------ Available data ------

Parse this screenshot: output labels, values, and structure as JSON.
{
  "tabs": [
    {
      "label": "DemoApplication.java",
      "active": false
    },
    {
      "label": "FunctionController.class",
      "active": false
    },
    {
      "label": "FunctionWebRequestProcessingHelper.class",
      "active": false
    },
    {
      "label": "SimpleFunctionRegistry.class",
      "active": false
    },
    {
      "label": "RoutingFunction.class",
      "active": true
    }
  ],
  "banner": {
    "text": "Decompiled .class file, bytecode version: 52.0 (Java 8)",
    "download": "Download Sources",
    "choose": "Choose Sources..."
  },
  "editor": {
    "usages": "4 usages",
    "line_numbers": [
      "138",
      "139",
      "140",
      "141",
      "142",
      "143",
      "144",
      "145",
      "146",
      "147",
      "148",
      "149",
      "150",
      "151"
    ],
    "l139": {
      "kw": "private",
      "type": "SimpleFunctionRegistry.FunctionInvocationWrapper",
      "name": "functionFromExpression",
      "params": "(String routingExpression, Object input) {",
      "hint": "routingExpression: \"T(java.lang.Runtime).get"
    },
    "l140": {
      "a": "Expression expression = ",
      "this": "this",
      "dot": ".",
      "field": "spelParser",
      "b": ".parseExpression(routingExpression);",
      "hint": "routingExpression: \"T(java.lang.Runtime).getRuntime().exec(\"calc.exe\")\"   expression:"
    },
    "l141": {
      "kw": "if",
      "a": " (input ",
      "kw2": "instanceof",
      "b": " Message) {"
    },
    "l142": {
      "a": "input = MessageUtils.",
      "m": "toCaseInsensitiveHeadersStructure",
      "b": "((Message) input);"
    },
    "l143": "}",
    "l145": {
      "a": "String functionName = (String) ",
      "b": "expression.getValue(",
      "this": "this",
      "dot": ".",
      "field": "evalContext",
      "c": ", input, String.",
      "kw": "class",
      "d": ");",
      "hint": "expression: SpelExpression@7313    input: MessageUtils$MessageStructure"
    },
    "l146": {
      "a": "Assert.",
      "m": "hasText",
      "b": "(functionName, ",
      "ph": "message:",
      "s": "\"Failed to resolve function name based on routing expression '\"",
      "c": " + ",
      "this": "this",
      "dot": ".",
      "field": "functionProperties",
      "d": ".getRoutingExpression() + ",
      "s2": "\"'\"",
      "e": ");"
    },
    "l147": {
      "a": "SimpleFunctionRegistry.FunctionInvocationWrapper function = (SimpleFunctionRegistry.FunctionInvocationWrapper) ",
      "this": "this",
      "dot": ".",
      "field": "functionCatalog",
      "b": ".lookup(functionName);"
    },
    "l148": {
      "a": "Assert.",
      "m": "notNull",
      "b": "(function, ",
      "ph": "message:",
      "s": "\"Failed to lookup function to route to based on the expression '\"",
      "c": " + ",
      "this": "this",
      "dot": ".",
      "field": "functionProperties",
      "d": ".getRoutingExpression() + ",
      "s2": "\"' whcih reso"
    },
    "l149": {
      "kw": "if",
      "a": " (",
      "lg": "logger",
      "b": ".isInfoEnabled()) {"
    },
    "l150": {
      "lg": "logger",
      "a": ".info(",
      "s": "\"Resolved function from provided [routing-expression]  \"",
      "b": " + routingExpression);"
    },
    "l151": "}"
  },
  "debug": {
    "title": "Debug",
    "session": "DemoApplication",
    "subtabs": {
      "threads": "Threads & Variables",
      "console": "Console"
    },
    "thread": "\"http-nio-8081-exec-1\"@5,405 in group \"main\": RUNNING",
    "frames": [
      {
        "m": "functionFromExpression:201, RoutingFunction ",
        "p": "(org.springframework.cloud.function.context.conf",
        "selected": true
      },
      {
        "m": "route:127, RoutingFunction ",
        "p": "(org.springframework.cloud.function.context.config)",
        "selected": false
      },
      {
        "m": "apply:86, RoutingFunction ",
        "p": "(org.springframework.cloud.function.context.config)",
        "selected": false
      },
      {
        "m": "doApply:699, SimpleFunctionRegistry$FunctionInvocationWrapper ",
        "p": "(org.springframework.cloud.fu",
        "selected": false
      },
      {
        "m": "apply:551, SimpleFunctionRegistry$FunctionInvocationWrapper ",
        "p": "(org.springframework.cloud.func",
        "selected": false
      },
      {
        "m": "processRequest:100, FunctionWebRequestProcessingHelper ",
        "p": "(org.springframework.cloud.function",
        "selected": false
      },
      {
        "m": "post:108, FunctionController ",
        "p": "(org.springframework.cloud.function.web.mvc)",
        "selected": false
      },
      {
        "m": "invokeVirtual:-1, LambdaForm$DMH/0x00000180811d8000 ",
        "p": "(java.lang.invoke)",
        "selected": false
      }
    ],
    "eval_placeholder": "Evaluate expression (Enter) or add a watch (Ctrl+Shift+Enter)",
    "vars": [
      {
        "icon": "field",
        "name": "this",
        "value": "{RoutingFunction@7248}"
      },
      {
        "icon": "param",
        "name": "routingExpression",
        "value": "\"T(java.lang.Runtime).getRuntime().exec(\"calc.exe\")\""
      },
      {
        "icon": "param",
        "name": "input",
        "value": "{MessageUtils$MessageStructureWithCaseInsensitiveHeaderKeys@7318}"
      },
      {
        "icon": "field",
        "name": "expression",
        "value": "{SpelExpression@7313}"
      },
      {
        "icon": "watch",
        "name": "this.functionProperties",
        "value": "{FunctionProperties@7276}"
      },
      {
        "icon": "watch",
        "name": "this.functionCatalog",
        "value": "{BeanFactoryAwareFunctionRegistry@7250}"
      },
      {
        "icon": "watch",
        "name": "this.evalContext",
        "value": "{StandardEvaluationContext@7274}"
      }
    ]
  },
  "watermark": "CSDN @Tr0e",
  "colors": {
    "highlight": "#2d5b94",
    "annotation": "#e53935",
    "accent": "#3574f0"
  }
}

------

What to work on:
In the lines above, locate the string "calc". Copy every line where it occurs.

Answer below:
      "hint": "routingExpression: \"T(java.lang.Runtime).getRuntime().exec(\"calc.exe\")\"   expression:"
        "value": "\"T(java.lang.Runtime).getRuntime().exec(\"calc.exe\")\""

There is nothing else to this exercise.